▸ What needs to be done
Copy out every record below, word for word.

▸ Supplied material
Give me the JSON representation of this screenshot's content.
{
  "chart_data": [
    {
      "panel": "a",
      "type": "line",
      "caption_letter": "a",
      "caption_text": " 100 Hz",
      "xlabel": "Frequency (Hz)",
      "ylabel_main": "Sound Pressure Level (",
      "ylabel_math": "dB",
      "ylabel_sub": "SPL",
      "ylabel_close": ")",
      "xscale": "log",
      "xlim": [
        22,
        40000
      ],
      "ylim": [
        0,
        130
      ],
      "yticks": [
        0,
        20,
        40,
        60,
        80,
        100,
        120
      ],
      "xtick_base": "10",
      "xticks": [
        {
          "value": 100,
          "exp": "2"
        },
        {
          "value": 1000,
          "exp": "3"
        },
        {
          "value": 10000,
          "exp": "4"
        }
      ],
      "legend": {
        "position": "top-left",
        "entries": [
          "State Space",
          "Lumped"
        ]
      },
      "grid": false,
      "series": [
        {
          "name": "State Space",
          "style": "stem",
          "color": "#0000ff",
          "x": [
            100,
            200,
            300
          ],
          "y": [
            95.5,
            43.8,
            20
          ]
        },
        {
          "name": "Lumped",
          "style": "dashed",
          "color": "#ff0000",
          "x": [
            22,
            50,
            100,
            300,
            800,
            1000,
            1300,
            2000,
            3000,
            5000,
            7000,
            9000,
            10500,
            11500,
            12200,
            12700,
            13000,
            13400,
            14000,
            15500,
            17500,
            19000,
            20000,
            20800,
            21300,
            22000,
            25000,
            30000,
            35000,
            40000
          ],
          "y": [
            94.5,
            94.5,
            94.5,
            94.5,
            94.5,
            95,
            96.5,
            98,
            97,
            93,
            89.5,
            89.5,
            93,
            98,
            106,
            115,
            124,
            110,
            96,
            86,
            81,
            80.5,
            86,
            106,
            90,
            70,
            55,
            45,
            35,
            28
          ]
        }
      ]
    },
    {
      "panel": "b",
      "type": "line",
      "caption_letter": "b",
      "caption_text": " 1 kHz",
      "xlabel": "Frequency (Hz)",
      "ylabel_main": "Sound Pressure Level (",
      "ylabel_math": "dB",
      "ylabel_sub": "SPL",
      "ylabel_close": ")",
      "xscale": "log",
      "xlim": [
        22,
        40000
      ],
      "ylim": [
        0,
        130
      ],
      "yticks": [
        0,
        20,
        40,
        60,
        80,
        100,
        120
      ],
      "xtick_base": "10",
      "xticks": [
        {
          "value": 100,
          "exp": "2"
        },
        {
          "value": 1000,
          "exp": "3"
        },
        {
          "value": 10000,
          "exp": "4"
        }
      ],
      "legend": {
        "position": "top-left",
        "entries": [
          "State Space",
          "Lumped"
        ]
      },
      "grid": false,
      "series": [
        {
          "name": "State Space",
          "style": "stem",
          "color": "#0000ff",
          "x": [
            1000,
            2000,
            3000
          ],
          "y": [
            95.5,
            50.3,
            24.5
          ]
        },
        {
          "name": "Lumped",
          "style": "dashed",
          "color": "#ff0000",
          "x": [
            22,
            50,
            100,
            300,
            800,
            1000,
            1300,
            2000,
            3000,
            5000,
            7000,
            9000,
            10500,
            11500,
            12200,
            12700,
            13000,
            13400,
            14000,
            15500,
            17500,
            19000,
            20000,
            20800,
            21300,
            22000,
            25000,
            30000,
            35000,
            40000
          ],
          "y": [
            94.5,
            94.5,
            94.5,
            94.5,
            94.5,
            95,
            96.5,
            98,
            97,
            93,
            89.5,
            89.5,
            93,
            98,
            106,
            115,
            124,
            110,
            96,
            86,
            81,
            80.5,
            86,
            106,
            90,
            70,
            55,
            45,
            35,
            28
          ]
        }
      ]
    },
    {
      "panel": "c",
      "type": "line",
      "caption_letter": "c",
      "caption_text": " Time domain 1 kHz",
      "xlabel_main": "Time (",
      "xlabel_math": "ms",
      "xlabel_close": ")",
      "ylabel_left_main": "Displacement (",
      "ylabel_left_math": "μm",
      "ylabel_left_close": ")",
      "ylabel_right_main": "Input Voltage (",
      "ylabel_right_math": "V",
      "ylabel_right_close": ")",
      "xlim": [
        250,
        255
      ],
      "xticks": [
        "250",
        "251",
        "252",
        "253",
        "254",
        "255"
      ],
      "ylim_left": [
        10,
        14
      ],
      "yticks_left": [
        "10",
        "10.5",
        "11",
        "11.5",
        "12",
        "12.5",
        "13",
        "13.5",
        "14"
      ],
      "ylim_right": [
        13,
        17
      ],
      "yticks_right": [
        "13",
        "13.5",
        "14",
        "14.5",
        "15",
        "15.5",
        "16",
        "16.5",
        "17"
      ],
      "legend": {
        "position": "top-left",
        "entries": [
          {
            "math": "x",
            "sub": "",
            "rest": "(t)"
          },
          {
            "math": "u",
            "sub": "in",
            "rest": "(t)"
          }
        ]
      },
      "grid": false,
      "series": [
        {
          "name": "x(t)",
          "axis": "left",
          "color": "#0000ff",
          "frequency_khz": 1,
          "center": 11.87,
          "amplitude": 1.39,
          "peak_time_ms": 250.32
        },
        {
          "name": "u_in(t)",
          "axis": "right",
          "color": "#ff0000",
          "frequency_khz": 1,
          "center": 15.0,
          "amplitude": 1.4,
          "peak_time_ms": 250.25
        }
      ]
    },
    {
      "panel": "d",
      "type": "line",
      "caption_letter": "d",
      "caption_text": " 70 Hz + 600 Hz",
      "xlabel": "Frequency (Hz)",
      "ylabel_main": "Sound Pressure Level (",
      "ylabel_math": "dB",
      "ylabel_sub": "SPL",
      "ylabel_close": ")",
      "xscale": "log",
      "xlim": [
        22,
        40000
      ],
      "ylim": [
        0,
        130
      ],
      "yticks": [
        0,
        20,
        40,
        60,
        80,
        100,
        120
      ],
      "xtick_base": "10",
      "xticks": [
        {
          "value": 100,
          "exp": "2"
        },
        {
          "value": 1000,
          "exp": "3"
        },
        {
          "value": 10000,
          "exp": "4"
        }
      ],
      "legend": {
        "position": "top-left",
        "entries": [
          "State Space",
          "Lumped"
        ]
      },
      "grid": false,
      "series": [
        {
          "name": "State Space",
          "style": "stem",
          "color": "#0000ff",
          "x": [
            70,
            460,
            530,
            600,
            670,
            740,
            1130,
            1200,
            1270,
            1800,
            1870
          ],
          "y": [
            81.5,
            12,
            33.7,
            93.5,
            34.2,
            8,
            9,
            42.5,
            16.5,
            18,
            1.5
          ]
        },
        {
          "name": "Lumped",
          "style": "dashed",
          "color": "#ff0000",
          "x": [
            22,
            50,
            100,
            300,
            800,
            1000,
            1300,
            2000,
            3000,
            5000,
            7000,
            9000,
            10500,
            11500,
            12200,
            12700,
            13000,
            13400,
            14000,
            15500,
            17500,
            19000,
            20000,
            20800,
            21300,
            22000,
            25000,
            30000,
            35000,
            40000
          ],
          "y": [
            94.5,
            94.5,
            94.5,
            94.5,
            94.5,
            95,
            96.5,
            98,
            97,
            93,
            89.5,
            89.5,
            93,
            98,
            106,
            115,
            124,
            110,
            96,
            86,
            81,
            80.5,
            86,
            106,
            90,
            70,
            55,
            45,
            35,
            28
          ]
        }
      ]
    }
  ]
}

▸ Output for this task
Give me the JSON representation of this screenshot's content.
{
  "chart_data": [
    {
      "panel": "a",
      "type": "line",
      "caption_letter": "a",
      "caption_text": " 100 Hz",
      "xlabel": "Frequency (Hz)",
      "ylabel_main": "Sound Pressure Level (",
      "ylabel_math": "dB",
      "ylabel_sub": "SPL",
      "ylabel_close": ")",
      "xscale": "log",
      "xlim": [
        22,
        40000
      ],
      "ylim": [
        0,
        130
      ],
      "yticks": [
        0,
        20,
        40,
        60,
        80,
        100,
        120
      ],
      "xtick_base": "10",
      "xticks": [
        {
          "value": 100,
          "exp": "2"
        },
        {
          "value": 1000,
          "exp": "3"
        },
        {
          "value": 10000,
          "exp": "4"
        }
      ],
      "legend": {
        "position": "top-left",
        "entries": [
          "State Space",
          "Lumped"
        ]
      },
      "grid": false,
      "series": [
        {
          "name": "State Space",
          "style": "stem",
          "color": "#0000ff",
          "x": [
            100,
            200,
            300
          ],
          "y": [
            95.5,
            43.8,
            20
          ]
        },
        {
          "name": "Lumped",
          "style": "dashed",
          "color": "#ff0000",
          "x": [
            22,
            50,
            100,
            300,
            800,
            1000,
            1300,
            2000,
            3000,
            5000,
            7000,
            9000,
            10500,
            11500,
            12200,
            12700,
            13000,
            13400,
            14000,
            15500,
            17500,
            19000,
            20000,
            20800,
            21300,
            22000,
            25000,
            30000,
            35000,
            40000
          ],
          "y": [
            94.5,
            94.5,
            94.5,
            94.5,
            94.5,
            95,
            96.5,
            98,
            97,
            93,
            89.5,
            89.5,
            93,
            98,
            106,
            115,
            124,
            110,
            96,
            86,
            81,
            80.5,
            86,
            106,
            90,
            70,
            55,
            45,
            35,
            28
          ]
        }
      ]
    },
    {
      "panel": "b",
      "type": "line",
      "caption_letter": "b",
      "caption_text": " 1 kHz",
      "xlabel": "Frequency (Hz)",
      "ylabel_main": "Sound Pressure Level (",
      "ylabel_math": "dB",
      "ylabel_sub": "SPL",
      "ylabel_close": ")",
      "xscale": "log",
      "xlim": [
        22,
        40000
      ],
      "ylim": [
        0,
        130
      ],
      "yticks": [
        0,
        20,
        40,
        60,
        80,
        100,
        120
      ],
      "xtick_base": "10",
      "xticks": [
        {
          "value": 100,
          "exp": "2"
        },
        {
          "value": 1000,
          "exp": "3"
        },
        {
          "value": 10000,
          "exp": "4"
        }
      ],
      "legend": {
        "position": "top-left",
        "entries": [
          "State Space",
          "Lumped"
        ]
      },
      "grid": false,
      "series": [
        {
          "name": "State Space",
          "style": "stem",
          "color": "#0000ff",
          "x": [
            1000,
            2000,
            3000
          ],
          "y": [
            95.5,
            50.3,
            24.5
          ]
        },
        {
          "name": "Lumped",
          "style": "dashed",
          "color": "#ff0000",
          "x": [
            22,
            50,
            100,
            300,
            800,
            1000,
            1300,
            2000,
            3000,
            5000,
            7000,
            9000,
            10500,
            11500,
            12200,
            12700,
            13000,
            13400,
            14000,
            15500,
            17500,
            19000,
            20000,
            20800,
            21300,
            22000,
            25000,
            30000,
            35000,
            40000
          ],
          "y": [
            94.5,
            94.5,
            94.5,
            94.5,
            94.5,
            95,
            96.5,
            98,
            97,
            93,
            89.5,
            89.5,
            93,
            98,
            106,
            115,
            124,
            110,
            96,
            86,
            81,
            80.5,
            86,
            106,
            90,
            70,
            55,
            45,
            35,
            28
          ]
        }
      ]
    },
    {
      "panel": "c",
      "type": "line",
      "caption_letter": "c",
      "caption_text": " Time domain 1 kHz",
      "xlabel_main": "Time (",
      "xlabel_math": "ms",
      "xlabel_close": ")",
      "ylabel_left_main": "Displacement (",
      "ylabel_left_math": "μm",
      "ylabel_left_close": ")",
      "ylabel_right_main": "Input Voltage (",
      "ylabel_right_math": "V",
      "ylabel_right_close": ")",
      "xlim": [
        250,
        255
      ],
      "xticks": [
        "250",
        "251",
        "252",
        "253",
        "254",
        "255"
      ],
      "ylim_left": [
        10,
        14
      ],
      "yticks_left": [
        "10",
        "10.5",
        "11",
        "11.5",
        "12",
        "12.5",
        "13",
        "13.5",
        "14"
      ],
      "ylim_right": [
        13,
        17
      ],
      "yticks_right": [
        "13",
        "13.5",
        "14",
        "14.5",
        "15",
        "15.5",
        "16",
        "16.5",
        "17"
      ],
      "legend": {
        "position": "top-left",
        "entries": [
          {
            "math": "x",
            "sub": "",
            "rest": "(t)"
          },
          {
            "math": "u",
            "sub": "in",
            "rest": "(t)"
          }
        ]
      },
      "grid": false,
      "series": [
        {
          "name": "x(t)",
          "axis": "left",
          "color": "#0000ff",
          "frequency_khz": 1,
          "center": 11.87,
          "amplitude": 1.39,
          "peak_time_ms": 250.32
        },
        {
          "name": "u_in(t)",
          "axis": "right",
          "color": "#ff0000",
          "frequency_khz": 1,
          "center": 15.0,
          "amplitude": 1.4,
          "peak_time_ms": 250.25
        }
      ]
    },
    {
      "panel": "d",
      "type": "line",
      "caption_letter": "d",
      "caption_text": " 70 Hz + 600 Hz",
      "xlabel": "Frequency (Hz)",
      "ylabel_main": "Sound Pressure Level (",
      "ylabel_math": "dB",
      "ylabel_sub": "SPL",
      "ylabel_close": ")",
      "xscale": "log",
      "xlim": [
        22,
        40000
      ],
      "ylim": [
        0,
        130
      ],
      "yticks": [
        0,
        20,
        40,
        60,
        80,
        100,
        120
      ],
      "xtick_base": "10",
      "xticks": [
        {
          "value": 100,
          "exp": "2"
        },
        {
          "value": 1000,
          "exp": "3"
        },
        {
          "value": 10000,
          "exp": "4"
        }
      ],
      "legend": {
        "position": "top-left",
        "entries": [
          "State Space",
          "Lumped"
        ]
      },
      "grid": false,
      "series": [
        {
          "name": "State Space",
          "style": "stem",
          "color": "#0000ff",
          "x": [
            70,
            460,
            530,
            600,
            670,
            740,
            1130,
            1200,
            1270,
            1800,
            1870
          ],
          "y": [
            81.5,
            12,
            33.7,
            93.5,
            34.2,
            8,
            9,
            42.5,
            16.5,
            18,
            1.5
          ]
        },
        {
          "name": "Lumped",
          "style": "dashed",
          "color": "#ff0000",
          "x": [
            22,
            50,
            100,
            300,
            800,
            1000,
            1300,
            2000,
            3000,
            5000,
            7000,
            9000,
            10500,
            11500,
            12200,
            12700,
            13000,
            13400,
            14000,
            15500,
            17500,
            19000,
            20000,
            20800,
            21300,
            22000,
            25000,
            30000,
            35000,
            40000
          ],
          "y": [
            94.5,
            94.5,
            94.5,
            94.5,
            94.5,
            95,
            96.5,
            98,
            97,
            93,
            89.5,
            89.5,
            93,
            98,
            106,
            115,
            124,
            110,
            96,
            86,
            81,
            80.5,
            86,
            106,
            90,
            70,
            55,
            45,
            35,
            28
          ]
        }
      ]
    }
  ]
}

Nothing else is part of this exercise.